■ Stored items from a collection:

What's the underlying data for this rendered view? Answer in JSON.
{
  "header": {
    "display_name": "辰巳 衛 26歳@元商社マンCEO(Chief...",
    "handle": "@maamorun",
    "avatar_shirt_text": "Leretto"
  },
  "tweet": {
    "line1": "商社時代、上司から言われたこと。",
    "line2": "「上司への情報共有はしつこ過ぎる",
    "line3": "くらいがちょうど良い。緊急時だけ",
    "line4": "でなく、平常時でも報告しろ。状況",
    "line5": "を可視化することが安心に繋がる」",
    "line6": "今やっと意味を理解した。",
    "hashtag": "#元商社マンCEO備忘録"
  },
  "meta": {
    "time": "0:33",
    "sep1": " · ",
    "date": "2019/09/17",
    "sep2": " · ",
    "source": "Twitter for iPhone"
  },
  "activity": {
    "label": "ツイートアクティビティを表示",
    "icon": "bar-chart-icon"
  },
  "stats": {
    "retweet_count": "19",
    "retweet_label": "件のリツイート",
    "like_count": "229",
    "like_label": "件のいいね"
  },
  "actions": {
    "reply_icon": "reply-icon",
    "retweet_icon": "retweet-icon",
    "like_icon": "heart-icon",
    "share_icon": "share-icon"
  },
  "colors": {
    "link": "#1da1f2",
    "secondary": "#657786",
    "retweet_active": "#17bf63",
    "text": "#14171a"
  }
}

■ WRITTEN INSTRUCTION:
Output the lines above verbatim and in full.

■ ANSWER FOR THE TASK:
What's the underlying data for this rendered view? Answer in JSON.
{
  "header": {
    "display_name": "辰巳 衛 26歳@元商社マンCEO(Chief...",
    "handle": "@maamorun",
    "avatar_shirt_text": "Leretto"
  },
  "tweet": {
    "line1": "商社時代、上司から言われたこと。",
    "line2": "「上司への情報共有はしつこ過ぎる",
    "line3": "くらいがちょうど良い。緊急時だけ",
    "line4": "でなく、平常時でも報告しろ。状況",
    "line5": "を可視化することが安心に繋がる」",
    "line6": "今やっと意味を理解した。",
    "hashtag": "#元商社マンCEO備忘録"
  },
  "meta": {
    "time": "0:33",
    "sep1": " · ",
    "date": "2019/09/17",
    "sep2": " · ",
    "source": "Twitter for iPhone"
  },
  "activity": {
    "label": "ツイートアクティビティを表示",
    "icon": "bar-chart-icon"
  },
  "stats": {
    "retweet_count": "19",
    "retweet_label": "件のリツイート",
    "like_count": "229",
    "like_label": "件のいいね"
  },
  "actions": {
    "reply_icon": "reply-icon",
    "retweet_icon": "retweet-icon",
    "like_icon": "heart-icon",
    "share_icon": "share-icon"
  },
  "colors": {
    "link": "#1da1f2",
    "secondary": "#657786",
    "retweet_active": "#17bf63",
    "text": "#14171a"
  }
}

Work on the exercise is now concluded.